─── Provided records ───
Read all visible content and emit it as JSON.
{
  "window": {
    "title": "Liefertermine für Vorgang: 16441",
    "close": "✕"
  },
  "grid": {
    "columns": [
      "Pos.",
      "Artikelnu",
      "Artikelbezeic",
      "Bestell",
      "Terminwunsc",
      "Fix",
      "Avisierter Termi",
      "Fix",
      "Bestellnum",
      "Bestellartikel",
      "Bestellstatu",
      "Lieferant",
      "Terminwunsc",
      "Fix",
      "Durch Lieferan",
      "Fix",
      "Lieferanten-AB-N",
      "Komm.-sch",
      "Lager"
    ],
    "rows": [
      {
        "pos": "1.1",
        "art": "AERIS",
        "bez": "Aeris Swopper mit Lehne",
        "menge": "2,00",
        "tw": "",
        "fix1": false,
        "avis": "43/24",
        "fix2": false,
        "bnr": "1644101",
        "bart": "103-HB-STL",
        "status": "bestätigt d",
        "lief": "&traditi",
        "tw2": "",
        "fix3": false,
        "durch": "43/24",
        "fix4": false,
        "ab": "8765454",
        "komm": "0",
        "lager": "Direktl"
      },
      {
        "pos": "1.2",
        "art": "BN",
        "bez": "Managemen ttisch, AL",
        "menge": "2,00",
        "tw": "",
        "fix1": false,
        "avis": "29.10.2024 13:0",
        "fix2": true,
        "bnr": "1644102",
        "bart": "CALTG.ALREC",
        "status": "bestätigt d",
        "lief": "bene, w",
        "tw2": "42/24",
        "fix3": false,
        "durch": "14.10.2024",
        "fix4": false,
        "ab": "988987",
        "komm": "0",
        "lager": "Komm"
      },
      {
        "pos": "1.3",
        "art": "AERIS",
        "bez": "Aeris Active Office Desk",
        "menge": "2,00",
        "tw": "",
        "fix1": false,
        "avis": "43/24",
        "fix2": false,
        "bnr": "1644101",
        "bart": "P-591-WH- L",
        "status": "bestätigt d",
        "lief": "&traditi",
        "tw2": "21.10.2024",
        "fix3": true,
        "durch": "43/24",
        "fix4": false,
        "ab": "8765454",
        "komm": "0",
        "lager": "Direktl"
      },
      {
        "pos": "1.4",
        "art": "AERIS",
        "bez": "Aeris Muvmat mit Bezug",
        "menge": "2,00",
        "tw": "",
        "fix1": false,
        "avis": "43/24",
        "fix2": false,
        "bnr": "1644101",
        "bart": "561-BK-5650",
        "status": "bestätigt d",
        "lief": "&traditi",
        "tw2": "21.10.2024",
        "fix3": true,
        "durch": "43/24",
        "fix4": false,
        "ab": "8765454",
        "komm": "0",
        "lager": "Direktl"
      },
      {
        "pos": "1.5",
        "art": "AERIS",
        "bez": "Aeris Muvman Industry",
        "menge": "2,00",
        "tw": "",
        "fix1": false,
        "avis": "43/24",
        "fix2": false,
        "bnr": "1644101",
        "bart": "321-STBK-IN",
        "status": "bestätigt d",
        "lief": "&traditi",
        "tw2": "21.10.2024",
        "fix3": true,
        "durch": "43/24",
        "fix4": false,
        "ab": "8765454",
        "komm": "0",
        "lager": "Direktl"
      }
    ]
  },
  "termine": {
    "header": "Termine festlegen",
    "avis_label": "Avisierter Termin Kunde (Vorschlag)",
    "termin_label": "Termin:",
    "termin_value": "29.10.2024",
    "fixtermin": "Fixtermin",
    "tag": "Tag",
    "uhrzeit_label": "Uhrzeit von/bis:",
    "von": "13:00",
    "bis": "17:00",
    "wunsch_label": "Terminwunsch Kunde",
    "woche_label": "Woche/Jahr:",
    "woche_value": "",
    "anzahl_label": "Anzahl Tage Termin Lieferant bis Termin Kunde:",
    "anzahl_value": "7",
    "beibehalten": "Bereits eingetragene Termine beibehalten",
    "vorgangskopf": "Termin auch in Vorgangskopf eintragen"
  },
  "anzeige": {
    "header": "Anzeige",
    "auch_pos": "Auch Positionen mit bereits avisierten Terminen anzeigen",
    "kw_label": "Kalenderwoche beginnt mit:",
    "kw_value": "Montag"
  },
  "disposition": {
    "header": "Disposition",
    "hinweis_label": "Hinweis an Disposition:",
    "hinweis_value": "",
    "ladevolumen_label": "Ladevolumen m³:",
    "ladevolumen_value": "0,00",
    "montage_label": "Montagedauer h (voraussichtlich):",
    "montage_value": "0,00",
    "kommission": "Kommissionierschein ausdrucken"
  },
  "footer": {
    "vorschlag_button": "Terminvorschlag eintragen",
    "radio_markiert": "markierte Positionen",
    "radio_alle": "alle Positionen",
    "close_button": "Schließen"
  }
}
───
◆ Directions for this task
Return only the number of lines in the data above that include the word "Kunde".

◆ The output
3